Collected data entries:
###

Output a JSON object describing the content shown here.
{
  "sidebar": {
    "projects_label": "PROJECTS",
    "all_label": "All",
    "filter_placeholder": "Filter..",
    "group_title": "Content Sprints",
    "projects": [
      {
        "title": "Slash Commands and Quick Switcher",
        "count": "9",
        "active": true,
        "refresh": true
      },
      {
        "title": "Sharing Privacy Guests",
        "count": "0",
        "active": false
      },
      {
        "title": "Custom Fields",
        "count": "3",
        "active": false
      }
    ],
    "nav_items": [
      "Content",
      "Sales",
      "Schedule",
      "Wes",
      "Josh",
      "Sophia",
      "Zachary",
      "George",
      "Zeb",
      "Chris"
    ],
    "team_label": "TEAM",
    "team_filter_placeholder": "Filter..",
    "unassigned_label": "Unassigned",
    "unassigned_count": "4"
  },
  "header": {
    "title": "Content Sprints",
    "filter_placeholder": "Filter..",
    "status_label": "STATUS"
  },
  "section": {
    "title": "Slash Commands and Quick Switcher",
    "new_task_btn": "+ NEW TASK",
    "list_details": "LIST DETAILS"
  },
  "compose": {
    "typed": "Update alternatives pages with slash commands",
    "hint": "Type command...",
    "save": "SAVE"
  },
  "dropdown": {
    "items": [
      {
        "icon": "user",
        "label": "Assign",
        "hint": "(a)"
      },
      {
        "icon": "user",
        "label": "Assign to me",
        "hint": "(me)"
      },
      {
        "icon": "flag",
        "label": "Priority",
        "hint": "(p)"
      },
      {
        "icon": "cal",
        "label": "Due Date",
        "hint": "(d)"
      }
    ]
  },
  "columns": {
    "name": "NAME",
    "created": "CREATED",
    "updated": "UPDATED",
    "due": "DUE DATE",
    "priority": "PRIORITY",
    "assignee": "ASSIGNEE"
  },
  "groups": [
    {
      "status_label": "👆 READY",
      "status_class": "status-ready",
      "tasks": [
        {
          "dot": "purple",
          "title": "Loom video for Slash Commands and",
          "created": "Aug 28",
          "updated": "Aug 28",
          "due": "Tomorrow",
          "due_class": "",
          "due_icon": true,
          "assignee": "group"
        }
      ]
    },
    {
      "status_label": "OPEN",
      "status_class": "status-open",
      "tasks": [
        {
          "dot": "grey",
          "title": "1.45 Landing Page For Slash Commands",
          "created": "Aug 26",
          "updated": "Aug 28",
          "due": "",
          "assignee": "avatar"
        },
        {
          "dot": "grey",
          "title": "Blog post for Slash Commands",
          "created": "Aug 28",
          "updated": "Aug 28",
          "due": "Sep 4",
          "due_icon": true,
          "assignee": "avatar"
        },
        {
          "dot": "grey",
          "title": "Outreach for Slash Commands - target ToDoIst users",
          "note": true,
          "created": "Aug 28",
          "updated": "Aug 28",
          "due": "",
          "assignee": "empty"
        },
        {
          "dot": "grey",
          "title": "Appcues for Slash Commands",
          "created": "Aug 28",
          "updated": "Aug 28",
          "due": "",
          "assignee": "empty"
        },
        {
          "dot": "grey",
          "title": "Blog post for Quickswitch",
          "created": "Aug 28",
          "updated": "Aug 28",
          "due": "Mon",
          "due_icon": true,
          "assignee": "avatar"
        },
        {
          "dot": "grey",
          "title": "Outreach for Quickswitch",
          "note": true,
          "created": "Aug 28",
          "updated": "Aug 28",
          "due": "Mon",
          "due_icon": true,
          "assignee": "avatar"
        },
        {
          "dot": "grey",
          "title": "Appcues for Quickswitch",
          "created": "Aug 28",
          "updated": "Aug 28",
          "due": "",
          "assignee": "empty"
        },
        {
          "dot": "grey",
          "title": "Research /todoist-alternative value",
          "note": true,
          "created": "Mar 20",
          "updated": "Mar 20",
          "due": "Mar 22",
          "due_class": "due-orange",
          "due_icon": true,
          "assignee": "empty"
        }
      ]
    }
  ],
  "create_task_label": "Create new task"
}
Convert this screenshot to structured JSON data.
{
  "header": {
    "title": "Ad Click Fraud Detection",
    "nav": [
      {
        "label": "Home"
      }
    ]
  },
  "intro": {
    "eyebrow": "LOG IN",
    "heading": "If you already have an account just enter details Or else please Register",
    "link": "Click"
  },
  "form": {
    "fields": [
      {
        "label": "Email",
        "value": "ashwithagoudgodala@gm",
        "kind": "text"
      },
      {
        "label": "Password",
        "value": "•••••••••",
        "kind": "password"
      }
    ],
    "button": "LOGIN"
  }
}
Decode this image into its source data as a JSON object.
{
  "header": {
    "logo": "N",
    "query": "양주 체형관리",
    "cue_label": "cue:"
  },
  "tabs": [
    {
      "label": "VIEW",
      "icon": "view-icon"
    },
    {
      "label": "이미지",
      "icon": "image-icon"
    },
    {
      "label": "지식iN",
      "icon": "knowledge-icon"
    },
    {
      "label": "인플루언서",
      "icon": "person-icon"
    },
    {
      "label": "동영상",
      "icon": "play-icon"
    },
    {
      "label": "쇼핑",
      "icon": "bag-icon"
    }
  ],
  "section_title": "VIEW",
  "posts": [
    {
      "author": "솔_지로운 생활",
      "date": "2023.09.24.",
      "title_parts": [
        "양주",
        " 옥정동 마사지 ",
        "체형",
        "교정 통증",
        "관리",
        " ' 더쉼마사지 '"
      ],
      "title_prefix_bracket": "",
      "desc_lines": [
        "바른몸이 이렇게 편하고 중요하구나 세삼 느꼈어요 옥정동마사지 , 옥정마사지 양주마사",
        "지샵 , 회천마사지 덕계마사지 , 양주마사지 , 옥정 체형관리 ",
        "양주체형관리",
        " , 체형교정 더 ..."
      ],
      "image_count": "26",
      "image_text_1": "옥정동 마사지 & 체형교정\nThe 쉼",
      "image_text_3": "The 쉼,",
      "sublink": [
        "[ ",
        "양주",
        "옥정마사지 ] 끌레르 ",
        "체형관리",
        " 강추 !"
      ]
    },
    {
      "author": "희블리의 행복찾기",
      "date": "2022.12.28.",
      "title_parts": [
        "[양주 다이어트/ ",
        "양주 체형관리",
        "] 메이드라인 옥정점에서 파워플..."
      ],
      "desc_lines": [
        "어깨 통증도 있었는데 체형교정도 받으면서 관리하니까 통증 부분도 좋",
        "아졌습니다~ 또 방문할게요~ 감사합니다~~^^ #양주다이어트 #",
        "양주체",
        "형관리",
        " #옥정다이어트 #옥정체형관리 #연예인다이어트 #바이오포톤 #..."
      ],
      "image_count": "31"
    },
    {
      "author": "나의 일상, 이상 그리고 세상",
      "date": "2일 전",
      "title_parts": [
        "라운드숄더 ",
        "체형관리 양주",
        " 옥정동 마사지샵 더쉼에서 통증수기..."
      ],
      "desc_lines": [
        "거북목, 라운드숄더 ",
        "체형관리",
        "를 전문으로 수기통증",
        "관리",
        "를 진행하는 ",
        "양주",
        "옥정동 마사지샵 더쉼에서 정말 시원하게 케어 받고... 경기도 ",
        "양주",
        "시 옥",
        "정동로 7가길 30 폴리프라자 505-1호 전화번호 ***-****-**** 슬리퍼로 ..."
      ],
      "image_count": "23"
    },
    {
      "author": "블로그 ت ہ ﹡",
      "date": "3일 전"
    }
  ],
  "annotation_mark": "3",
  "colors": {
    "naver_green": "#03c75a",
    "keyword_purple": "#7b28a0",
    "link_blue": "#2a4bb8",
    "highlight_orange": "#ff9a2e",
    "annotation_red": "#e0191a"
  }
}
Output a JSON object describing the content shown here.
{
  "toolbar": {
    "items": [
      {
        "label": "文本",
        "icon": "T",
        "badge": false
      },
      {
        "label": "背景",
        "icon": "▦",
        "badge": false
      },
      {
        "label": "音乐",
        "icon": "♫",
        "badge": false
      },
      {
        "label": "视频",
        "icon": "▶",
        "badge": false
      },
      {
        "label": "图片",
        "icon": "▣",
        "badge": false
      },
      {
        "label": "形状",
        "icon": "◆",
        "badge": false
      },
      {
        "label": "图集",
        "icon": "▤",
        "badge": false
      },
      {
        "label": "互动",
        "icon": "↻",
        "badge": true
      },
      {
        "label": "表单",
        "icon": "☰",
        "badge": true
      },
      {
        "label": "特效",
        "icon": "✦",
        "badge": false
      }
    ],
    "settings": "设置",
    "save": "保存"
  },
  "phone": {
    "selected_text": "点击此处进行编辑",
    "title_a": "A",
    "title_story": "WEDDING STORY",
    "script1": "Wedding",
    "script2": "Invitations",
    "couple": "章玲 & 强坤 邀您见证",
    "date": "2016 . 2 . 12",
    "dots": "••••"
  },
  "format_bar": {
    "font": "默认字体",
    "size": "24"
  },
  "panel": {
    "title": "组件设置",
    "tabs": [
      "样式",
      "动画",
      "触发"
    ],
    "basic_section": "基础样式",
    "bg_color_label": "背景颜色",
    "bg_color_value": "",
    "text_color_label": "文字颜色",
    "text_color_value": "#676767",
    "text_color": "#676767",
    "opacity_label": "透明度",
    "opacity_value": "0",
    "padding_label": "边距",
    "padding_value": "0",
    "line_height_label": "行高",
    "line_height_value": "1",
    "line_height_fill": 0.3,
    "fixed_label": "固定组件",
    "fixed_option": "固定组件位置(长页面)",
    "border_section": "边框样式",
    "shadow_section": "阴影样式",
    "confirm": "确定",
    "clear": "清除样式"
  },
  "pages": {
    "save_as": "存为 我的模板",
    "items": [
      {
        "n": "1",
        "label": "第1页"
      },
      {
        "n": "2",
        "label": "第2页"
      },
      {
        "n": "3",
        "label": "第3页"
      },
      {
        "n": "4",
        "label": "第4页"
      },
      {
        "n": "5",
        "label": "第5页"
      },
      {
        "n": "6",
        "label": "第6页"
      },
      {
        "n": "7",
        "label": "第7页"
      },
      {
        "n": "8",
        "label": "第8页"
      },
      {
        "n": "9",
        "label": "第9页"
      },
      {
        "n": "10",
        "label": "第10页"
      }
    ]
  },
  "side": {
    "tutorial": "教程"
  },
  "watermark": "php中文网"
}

###

**TASK TO COMPLETE**
Of the lines above, copy each that contains "JSON".

**TASK RESULT**
Output a JSON object describing the content shown here.
Convert this screenshot to structured JSON data.
Decode this image into its source data as a JSON object.
Output a JSON object describing the content shown here.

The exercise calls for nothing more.